• _Data listing_:
>>>>>

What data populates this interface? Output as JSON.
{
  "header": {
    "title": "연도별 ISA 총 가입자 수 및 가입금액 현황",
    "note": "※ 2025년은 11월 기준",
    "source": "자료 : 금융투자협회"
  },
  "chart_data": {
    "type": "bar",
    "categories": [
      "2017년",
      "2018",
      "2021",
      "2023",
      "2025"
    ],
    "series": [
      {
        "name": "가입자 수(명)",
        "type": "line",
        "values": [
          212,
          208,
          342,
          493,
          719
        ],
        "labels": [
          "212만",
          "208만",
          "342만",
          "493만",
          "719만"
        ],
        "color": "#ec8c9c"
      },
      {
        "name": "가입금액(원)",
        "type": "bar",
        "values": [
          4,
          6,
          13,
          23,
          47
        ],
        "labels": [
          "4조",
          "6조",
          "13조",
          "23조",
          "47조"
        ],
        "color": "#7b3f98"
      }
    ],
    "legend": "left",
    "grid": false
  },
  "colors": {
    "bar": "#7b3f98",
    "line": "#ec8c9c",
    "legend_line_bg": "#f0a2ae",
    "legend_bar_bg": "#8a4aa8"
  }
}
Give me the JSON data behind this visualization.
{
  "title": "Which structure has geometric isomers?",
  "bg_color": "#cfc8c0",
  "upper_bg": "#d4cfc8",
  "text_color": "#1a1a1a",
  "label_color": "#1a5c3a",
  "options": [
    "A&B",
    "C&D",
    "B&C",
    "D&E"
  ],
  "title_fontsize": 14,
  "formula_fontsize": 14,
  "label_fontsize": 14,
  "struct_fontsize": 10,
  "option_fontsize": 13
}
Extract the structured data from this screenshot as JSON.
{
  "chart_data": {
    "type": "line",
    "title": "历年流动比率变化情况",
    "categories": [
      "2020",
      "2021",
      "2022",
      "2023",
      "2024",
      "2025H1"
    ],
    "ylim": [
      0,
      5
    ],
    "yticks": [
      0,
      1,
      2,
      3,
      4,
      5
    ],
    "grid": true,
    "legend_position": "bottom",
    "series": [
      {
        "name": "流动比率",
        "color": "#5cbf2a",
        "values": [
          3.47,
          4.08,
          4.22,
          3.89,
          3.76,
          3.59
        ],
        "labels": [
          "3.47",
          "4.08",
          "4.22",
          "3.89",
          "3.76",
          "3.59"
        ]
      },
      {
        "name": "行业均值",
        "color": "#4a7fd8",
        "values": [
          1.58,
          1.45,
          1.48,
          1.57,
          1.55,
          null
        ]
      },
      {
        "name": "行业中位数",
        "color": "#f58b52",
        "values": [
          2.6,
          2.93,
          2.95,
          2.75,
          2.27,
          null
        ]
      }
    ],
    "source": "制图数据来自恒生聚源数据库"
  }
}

<<<<<

• _Short problem_: Type the whole listing again, unaltered.

• _Exercise answer_:
What data populates this interface? Output as JSON.
{
  "header": {
    "title": "연도별 ISA 총 가입자 수 및 가입금액 현황",
    "note": "※ 2025년은 11월 기준",
    "source": "자료 : 금융투자협회"
  },
  "chart_data": {
    "type": "bar",
    "categories": [
      "2017년",
      "2018",
      "2021",
      "2023",
      "2025"
    ],
    "series": [
      {
        "name": "가입자 수(명)",
        "type": "line",
        "values": [
          212,
          208,
          342,
          493,
          719
        ],
        "labels": [
          "212만",
          "208만",
          "342만",
          "493만",
          "719만"
        ],
        "color": "#ec8c9c"
      },
      {
        "name": "가입금액(원)",
        "type": "bar",
        "values": [
          4,
          6,
          13,
          23,
          47
        ],
        "labels": [
          "4조",
          "6조",
          "13조",
          "23조",
          "47조"
        ],
        "color": "#7b3f98"
      }
    ],
    "legend": "left",
    "grid": false
  },
  "colors": {
    "bar": "#7b3f98",
    "line": "#ec8c9c",
    "legend_line_bg": "#f0a2ae",
    "legend_bar_bg": "#8a4aa8"
  }
}
Give me the JSON data behind this visualization.
{
  "title": "Which structure has geometric isomers?",
  "bg_color": "#cfc8c0",
  "upper_bg": "#d4cfc8",
  "text_color": "#1a1a1a",
  "label_color": "#1a5c3a",
  "options": [
    "A&B",
    "C&D",
    "B&C",
    "D&E"
  ],
  "title_fontsize": 14,
  "formula_fontsize": 14,
  "label_fontsize": 14,
  "struct_fontsize": 10,
  "option_fontsize": 13
}
Extract the structured data from this screenshot as JSON.
{
  "chart_data": {
    "type": "line",
    "title": "历年流动比率变化情况",
    "categories": [
      "2020",
      "2021",
      "2022",
      "2023",
      "2024",
      "2025H1"
    ],
    "ylim": [
      0,
      5
    ],
    "yticks": [
      0,
      1,
      2,
      3,
      4,
      5
    ],
    "grid": true,
    "legend_position": "bottom",
    "series": [
      {
        "name": "流动比率",
        "color": "#5cbf2a",
        "values": [
          3.47,
          4.08,
          4.22,
          3.89,
          3.76,
          3.59
        ],
        "labels": [
          "3.47",
          "4.08",
          "4.22",
          "3.89",
          "3.76",
          "3.59"
        ]
      },
      {
        "name": "行业均值",
        "color": "#4a7fd8",
        "values": [
          1.58,
          1.45,
          1.48,
          1.57,
          1.55,
          null
        ]
      },
      {
        "name": "行业中位数",
        "color": "#f58b52",
        "values": [
          2.6,
          2.93,
          2.95,
          2.75,
          2.27,
          null
        ]
      }
    ],
    "source": "制图数据来自恒生聚源数据库"
  }
}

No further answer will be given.